*TASK TO COMPLETE*. The answer should consist of each line below that contains the word "Fatemeh".

*Transcript data for document pages*.
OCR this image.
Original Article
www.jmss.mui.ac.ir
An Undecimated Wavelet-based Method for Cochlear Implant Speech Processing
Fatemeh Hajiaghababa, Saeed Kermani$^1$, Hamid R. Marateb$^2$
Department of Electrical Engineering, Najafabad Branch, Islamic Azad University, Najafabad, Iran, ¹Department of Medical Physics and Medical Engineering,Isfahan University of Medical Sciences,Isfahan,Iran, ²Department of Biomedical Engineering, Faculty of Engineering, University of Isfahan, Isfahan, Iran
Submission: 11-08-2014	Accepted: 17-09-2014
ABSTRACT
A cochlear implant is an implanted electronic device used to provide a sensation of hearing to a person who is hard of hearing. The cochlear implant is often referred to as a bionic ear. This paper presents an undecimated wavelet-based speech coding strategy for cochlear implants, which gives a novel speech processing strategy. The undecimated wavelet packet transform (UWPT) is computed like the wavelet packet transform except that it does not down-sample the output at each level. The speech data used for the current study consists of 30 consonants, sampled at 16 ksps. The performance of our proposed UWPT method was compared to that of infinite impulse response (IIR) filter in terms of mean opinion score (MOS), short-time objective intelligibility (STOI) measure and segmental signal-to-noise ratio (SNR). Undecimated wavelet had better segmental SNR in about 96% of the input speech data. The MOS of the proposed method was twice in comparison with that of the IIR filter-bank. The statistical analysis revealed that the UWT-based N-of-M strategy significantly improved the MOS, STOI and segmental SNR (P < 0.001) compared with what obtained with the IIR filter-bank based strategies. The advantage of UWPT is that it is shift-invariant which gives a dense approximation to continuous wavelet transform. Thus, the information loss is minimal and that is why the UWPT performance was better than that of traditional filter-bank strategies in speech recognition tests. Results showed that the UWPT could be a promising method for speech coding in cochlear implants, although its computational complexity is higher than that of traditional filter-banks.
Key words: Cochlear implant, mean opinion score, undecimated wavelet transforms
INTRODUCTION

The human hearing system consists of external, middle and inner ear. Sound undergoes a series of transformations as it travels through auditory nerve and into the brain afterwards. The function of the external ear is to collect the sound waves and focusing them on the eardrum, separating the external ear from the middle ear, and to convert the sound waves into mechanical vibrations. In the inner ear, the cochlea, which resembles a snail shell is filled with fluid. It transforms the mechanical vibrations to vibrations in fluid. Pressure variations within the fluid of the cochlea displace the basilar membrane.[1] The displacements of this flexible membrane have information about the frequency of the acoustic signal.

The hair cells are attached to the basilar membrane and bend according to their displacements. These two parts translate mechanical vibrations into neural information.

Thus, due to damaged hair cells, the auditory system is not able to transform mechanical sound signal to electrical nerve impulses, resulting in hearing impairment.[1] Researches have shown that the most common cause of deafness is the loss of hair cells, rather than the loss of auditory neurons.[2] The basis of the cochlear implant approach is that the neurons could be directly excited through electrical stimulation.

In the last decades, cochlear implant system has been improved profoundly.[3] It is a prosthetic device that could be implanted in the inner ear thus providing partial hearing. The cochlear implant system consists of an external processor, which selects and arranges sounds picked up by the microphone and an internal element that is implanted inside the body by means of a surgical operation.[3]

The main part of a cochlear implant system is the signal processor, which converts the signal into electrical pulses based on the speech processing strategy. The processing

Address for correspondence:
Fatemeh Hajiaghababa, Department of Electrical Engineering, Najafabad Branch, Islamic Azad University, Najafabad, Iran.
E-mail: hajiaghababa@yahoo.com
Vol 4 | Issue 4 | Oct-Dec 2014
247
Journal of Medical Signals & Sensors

*TASK OUTPUT*.
Fatemeh Hajiaghababa, Saeed Kermani$^1$, Hamid R. Marateb$^2$
Fatemeh Hajiaghababa, Department of Electrical Engineering, Najafabad Branch, Islamic Azad University, Najafabad, Iran.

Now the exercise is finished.